*RECORDED DATA*.
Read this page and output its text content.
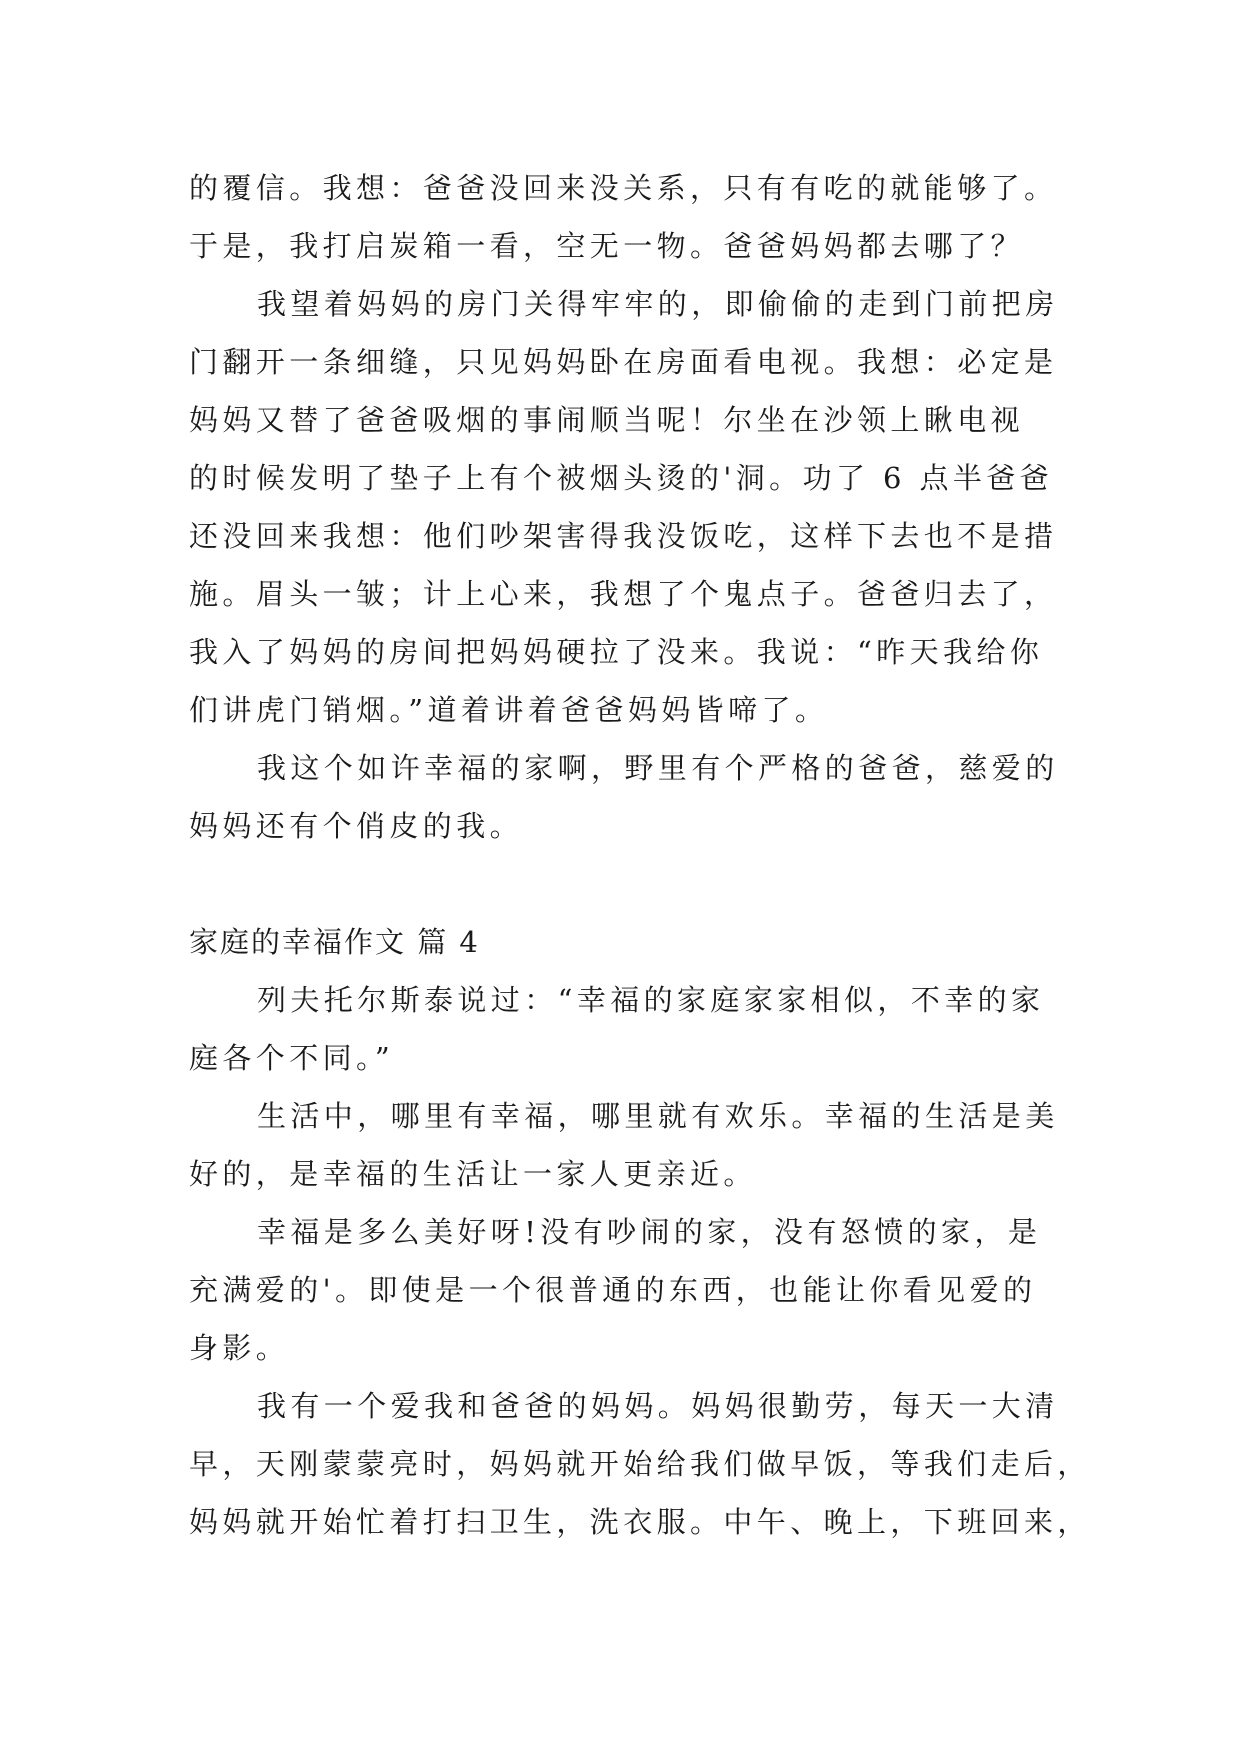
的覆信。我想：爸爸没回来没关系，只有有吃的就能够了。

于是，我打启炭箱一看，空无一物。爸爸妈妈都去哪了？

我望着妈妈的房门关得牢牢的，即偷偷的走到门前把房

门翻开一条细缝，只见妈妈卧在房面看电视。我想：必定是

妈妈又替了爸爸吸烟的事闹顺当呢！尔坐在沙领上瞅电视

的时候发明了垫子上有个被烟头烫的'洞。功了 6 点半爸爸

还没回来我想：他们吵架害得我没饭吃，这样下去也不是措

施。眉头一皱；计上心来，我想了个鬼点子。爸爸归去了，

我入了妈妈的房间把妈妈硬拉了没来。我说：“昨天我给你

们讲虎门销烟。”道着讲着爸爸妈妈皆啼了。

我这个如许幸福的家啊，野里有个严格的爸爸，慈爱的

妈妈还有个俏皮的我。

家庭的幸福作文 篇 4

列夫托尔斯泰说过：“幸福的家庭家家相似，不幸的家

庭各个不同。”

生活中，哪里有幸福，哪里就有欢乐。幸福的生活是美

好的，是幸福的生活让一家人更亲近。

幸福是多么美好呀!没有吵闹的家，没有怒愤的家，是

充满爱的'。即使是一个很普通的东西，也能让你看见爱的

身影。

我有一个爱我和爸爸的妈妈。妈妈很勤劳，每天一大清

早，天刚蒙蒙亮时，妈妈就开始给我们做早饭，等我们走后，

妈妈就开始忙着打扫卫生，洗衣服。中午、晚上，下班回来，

==

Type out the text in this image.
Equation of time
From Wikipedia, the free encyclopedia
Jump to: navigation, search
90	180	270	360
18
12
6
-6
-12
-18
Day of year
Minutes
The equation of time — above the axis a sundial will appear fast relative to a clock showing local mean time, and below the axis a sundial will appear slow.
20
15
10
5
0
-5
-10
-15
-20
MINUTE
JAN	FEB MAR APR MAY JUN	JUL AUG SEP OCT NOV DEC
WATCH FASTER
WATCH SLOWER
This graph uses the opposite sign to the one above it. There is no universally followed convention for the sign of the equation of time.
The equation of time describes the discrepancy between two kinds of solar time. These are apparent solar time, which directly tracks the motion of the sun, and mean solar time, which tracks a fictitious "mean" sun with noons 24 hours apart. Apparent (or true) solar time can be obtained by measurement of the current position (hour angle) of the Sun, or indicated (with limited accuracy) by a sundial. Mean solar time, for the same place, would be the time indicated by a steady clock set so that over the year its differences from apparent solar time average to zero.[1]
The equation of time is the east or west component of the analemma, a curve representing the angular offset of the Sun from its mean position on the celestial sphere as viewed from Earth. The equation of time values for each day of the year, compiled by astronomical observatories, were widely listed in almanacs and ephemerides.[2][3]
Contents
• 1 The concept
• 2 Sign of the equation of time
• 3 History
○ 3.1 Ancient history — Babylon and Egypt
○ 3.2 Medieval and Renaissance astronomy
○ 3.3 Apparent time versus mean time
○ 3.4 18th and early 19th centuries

*WHAT YOU WILL DO*. Go through the material and copy out every line with "Apparent" in it.

*ANSWER FOR THIS EXERCISE*.
The equation of time describes the discrepancy between two kinds of solar time. These are apparent solar time, which directly tracks the motion of the sun, and mean solar time, which tracks a fictitious "mean" sun with noons 24 hours apart. Apparent (or true) solar time can be obtained by measurement of the current position (hour angle) of the Sun, or indicated (with limited accuracy) by a sundial. Mean solar time, for the same place, would be the time indicated by a steady clock set so that over the year its differences from apparent solar time average to zero.[1]
○ 3.3 Apparent time versus mean time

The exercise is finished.